WHAT IS REQUIRED: Filter the listing below, copying every line in which the word "dependientes" appears.

[Data items]
..........

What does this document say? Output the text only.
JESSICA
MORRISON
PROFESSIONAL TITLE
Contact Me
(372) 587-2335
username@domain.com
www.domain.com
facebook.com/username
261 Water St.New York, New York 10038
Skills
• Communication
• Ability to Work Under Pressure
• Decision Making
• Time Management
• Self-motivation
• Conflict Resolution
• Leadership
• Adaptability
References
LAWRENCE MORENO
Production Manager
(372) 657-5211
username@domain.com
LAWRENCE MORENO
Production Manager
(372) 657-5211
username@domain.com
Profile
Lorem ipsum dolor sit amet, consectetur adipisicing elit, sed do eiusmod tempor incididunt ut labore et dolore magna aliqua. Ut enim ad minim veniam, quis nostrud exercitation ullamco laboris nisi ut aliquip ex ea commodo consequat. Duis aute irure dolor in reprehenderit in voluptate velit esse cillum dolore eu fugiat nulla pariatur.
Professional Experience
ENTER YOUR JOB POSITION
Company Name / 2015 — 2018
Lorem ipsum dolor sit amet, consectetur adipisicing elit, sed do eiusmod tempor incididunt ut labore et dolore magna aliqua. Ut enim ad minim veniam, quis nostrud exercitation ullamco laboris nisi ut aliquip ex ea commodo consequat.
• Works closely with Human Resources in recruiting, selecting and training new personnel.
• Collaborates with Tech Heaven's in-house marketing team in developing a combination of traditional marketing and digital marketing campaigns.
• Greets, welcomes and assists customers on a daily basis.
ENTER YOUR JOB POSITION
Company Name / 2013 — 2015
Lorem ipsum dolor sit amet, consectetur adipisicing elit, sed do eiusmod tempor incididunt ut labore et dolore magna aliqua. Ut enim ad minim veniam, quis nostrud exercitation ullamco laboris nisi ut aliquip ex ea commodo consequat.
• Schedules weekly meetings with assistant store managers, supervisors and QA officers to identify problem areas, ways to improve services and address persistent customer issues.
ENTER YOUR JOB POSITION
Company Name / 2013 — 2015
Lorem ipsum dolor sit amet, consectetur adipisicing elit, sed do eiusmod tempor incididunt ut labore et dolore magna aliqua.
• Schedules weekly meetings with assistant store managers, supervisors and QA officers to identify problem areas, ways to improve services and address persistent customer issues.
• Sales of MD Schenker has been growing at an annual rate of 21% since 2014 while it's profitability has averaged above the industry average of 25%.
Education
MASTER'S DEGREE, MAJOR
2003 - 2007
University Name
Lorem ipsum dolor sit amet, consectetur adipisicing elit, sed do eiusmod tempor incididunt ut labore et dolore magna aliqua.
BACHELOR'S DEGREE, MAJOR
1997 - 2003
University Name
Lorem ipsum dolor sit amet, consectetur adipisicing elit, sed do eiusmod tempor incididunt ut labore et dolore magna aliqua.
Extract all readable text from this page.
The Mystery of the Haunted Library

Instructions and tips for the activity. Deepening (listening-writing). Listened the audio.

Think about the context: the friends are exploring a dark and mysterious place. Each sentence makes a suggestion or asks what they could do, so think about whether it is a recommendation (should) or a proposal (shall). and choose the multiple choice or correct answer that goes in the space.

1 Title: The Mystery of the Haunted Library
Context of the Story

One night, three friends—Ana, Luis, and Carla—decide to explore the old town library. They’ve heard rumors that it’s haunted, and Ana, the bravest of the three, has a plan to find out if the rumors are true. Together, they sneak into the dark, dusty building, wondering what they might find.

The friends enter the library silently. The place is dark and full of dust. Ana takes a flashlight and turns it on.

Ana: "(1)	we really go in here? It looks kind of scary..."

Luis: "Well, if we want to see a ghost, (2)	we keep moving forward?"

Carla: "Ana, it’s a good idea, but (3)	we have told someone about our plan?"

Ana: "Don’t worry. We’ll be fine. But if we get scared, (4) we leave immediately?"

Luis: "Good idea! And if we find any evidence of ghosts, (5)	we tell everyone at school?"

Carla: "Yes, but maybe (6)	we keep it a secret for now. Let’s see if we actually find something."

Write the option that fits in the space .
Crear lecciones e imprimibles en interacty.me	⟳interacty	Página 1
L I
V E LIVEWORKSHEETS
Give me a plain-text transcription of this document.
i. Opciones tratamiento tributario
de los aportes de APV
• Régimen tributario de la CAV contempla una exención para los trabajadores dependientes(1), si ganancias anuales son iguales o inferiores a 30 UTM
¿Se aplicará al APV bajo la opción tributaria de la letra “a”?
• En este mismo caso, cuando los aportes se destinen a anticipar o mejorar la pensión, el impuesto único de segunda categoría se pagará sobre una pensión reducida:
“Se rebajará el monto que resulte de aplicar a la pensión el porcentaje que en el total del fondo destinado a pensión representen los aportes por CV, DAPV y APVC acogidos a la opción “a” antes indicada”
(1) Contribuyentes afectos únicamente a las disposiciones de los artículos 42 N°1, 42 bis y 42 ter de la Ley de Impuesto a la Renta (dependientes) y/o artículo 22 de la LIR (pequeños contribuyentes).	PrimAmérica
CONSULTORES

..........

EXERCISE ANSWER:
• Régimen tributario de la CAV contempla una exención para los trabajadores dependientes(1), si ganancias anuales son iguales o inferiores a 30 UTM
(1) Contribuyentes afectos únicamente a las disposiciones de los artículos 42 N°1, 42 bis y 42 ter de la Ley de Impuesto a la Renta (dependientes) y/o artículo 22 de la LIR (pequeños contribuyentes).	PrimAmérica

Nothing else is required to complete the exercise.